═════ Dataset excerpts ═════
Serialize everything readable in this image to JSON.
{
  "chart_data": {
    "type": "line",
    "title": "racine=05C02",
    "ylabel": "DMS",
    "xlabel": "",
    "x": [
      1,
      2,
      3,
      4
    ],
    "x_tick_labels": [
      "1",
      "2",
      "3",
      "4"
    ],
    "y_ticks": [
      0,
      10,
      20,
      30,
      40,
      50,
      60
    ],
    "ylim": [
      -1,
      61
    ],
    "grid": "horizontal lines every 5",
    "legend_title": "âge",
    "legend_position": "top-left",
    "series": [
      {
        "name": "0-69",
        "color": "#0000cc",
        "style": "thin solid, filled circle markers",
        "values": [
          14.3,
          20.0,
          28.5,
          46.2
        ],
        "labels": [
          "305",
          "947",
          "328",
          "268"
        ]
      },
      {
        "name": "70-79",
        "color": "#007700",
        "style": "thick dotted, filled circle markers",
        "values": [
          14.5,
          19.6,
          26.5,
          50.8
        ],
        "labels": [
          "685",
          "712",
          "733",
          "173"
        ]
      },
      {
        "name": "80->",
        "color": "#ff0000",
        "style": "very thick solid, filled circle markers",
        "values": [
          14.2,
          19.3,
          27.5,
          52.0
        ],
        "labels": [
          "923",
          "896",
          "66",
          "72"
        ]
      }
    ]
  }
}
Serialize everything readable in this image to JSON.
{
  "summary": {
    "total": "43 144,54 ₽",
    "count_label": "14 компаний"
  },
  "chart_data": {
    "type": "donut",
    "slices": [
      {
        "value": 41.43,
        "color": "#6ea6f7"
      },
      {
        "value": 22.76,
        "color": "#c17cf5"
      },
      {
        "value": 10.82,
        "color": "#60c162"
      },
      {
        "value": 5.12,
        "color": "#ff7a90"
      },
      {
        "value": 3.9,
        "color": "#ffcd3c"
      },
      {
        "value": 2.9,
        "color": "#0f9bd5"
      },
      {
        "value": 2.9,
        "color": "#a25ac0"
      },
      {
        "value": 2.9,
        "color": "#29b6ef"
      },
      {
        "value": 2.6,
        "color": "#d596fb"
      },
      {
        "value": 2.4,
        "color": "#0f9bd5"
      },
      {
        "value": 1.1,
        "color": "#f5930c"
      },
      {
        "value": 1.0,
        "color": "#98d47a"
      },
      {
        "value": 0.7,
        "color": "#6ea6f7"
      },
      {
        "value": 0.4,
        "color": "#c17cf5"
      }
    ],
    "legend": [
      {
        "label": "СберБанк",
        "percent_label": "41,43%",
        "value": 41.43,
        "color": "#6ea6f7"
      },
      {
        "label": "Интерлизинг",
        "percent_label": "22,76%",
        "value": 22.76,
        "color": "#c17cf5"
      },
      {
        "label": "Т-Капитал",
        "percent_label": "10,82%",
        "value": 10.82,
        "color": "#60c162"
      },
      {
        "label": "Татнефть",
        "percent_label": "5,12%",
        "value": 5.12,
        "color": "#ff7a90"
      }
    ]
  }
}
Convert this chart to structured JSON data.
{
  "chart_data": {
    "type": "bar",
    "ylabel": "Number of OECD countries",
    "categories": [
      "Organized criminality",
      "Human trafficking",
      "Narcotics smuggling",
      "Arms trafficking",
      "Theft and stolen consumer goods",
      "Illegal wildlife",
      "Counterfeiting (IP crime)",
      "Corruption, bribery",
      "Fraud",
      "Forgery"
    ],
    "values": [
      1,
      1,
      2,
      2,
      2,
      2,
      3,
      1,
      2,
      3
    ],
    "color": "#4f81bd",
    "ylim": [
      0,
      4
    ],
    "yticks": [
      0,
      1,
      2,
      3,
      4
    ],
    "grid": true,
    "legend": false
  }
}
═════
Task requirements
Set down the material above again, word for word.

Solution below
Serialize everything readable in this image to JSON.
{
  "chart_data": {
    "type": "line",
    "title": "racine=05C02",
    "ylabel": "DMS",
    "xlabel": "",
    "x": [
      1,
      2,
      3,
      4
    ],
    "x_tick_labels": [
      "1",
      "2",
      "3",
      "4"
    ],
    "y_ticks": [
      0,
      10,
      20,
      30,
      40,
      50,
      60
    ],
    "ylim": [
      -1,
      61
    ],
    "grid": "horizontal lines every 5",
    "legend_title": "âge",
    "legend_position": "top-left",
    "series": [
      {
        "name": "0-69",
        "color": "#0000cc",
        "style": "thin solid, filled circle markers",
        "values": [
          14.3,
          20.0,
          28.5,
          46.2
        ],
        "labels": [
          "305",
          "947",
          "328",
          "268"
        ]
      },
      {
        "name": "70-79",
        "color": "#007700",
        "style": "thick dotted, filled circle markers",
        "values": [
          14.5,
          19.6,
          26.5,
          50.8
        ],
        "labels": [
          "685",
          "712",
          "733",
          "173"
        ]
      },
      {
        "name": "80->",
        "color": "#ff0000",
        "style": "very thick solid, filled circle markers",
        "values": [
          14.2,
          19.3,
          27.5,
          52.0
        ],
        "labels": [
          "923",
          "896",
          "66",
          "72"
        ]
      }
    ]
  }
}
Serialize everything readable in this image to JSON.
{
  "summary": {
    "total": "43 144,54 ₽",
    "count_label": "14 компаний"
  },
  "chart_data": {
    "type": "donut",
    "slices": [
      {
        "value": 41.43,
        "color": "#6ea6f7"
      },
      {
        "value": 22.76,
        "color": "#c17cf5"
      },
      {
        "value": 10.82,
        "color": "#60c162"
      },
      {
        "value": 5.12,
        "color": "#ff7a90"
      },
      {
        "value": 3.9,
        "color": "#ffcd3c"
      },
      {
        "value": 2.9,
        "color": "#0f9bd5"
      },
      {
        "value": 2.9,
        "color": "#a25ac0"
      },
      {
        "value": 2.9,
        "color": "#29b6ef"
      },
      {
        "value": 2.6,
        "color": "#d596fb"
      },
      {
        "value": 2.4,
        "color": "#0f9bd5"
      },
      {
        "value": 1.1,
        "color": "#f5930c"
      },
      {
        "value": 1.0,
        "color": "#98d47a"
      },
      {
        "value": 0.7,
        "color": "#6ea6f7"
      },
      {
        "value": 0.4,
        "color": "#c17cf5"
      }
    ],
    "legend": [
      {
        "label": "СберБанк",
        "percent_label": "41,43%",
        "value": 41.43,
        "color": "#6ea6f7"
      },
      {
        "label": "Интерлизинг",
        "percent_label": "22,76%",
        "value": 22.76,
        "color": "#c17cf5"
      },
      {
        "label": "Т-Капитал",
        "percent_label": "10,82%",
        "value": 10.82,
        "color": "#60c162"
      },
      {
        "label": "Татнефть",
        "percent_label": "5,12%",
        "value": 5.12,
        "color": "#ff7a90"
      }
    ]
  }
}
Convert this chart to structured JSON data.
{
  "chart_data": {
    "type": "bar",
    "ylabel": "Number of OECD countries",
    "categories": [
      "Organized criminality",
      "Human trafficking",
      "Narcotics smuggling",
      "Arms trafficking",
      "Theft and stolen consumer goods",
      "Illegal wildlife",
      "Counterfeiting (IP crime)",
      "Corruption, bribery",
      "Fraud",
      "Forgery"
    ],
    "values": [
      1,
      1,
      2,
      2,
      2,
      2,
      3,
      1,
      2,
      3
    ],
    "color": "#4f81bd",
    "ylim": [
      0,
      4
    ],
    "yticks": [
      0,
      1,
      2,
      3,
      4
    ],
    "grid": true,
    "legend": false
  }
}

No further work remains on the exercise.